* [Problem to work on]
Reproduce word for word the part of the Harveston Collection text that begins at the words "Last Saturday the" and stops after "western Riverside County.".

Last Saturday the Western Science Center was visited by Eric Scott from The Cooper Center and high school student Santiago Hernandez. They came with a specific goal in mind, to look at fossil horses from a small, understudied collection, called the Harveston Collection, from western Riverside County.
While the Harveston Collection is dominated by horses, there are several other kinds of animal present, including bison, camels, deer, and mammoths. As we examined each drawer looking for horses, Eric noticed the bone shown above, which was labeled in the field as a juvenile bison humerus. We both immediately agreed that this bone was not a humerus, as is lacked the distinctive articulations found in the humerus at both the proximal and distal ends. After a few minutes of debate, we decided that the bone looked more like a damaged ulna (a bone from the forearm), perhaps from a ground sloth. Conveniently, the ground sloth Paramylodon was common at Diamond Valley Lake, and we have a cast mounted skeleton on exhibit. So, with the horses temporarily forgotten, we rushed off to the exhibit hall to compare the Harveston specimen to Paramylodon (thanks to Santiago for the photo):
It turned out that our suspicion was correct; allowing for breakage, the bone is a perfect match for the right ulna of Paramylodon. This was a neat discovery, as this is the only sloth bone currently identified from the Harveston Collection (although I think sloths had previously been found at nearby localities). There are new discoveries to be found in museum collections all over the world.

* [Listed entries]
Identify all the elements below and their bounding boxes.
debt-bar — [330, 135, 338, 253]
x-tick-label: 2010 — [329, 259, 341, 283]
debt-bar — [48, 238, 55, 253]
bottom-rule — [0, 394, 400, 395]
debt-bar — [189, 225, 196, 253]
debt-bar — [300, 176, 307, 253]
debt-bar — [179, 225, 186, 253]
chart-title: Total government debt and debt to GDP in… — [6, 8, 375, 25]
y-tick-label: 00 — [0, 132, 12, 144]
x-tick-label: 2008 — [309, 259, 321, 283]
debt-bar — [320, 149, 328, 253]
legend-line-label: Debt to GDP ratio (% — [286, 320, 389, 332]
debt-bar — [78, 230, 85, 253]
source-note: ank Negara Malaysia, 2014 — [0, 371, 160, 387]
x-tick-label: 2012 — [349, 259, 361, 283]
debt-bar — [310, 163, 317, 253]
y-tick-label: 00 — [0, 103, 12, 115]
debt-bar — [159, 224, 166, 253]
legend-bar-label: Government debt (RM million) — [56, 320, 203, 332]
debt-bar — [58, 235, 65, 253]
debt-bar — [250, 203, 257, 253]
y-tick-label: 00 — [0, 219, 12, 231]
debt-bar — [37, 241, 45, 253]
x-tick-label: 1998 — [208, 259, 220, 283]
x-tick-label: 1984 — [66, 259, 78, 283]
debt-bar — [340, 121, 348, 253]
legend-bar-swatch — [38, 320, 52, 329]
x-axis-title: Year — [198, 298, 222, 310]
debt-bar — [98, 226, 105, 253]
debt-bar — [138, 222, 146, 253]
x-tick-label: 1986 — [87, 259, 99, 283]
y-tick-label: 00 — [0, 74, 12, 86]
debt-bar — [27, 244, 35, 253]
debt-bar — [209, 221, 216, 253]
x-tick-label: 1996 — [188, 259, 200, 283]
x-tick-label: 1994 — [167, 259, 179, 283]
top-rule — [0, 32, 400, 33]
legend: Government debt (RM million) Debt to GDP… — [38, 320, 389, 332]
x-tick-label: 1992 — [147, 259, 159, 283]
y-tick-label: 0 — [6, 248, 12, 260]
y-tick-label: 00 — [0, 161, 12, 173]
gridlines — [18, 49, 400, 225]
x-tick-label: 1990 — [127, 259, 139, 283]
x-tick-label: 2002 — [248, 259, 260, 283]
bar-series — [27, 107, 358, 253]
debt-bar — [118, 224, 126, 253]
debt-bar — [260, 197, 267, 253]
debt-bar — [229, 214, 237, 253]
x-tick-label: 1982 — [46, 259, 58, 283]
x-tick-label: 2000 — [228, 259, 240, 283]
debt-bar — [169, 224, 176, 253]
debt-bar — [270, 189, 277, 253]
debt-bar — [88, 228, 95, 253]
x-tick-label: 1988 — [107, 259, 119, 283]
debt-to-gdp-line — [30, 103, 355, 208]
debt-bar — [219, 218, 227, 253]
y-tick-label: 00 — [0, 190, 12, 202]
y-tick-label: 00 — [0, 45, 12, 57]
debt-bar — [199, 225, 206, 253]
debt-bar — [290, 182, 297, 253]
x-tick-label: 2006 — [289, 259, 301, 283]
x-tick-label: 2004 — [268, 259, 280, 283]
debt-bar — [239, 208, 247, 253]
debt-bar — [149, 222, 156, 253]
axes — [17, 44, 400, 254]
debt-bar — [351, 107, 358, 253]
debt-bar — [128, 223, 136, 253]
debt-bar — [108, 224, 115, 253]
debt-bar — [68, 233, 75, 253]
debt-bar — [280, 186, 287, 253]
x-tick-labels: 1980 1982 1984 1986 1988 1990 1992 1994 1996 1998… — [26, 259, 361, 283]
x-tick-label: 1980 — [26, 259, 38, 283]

* [Solution for this task]
Last Saturday the Western Science Center was visited by Eric Scott from The Cooper Center and high school student Santiago Hernandez. They came with a specific goal in mind, to look at fossil horses from a small, understudied collection, called the Harveston Collection, from western Riverside County.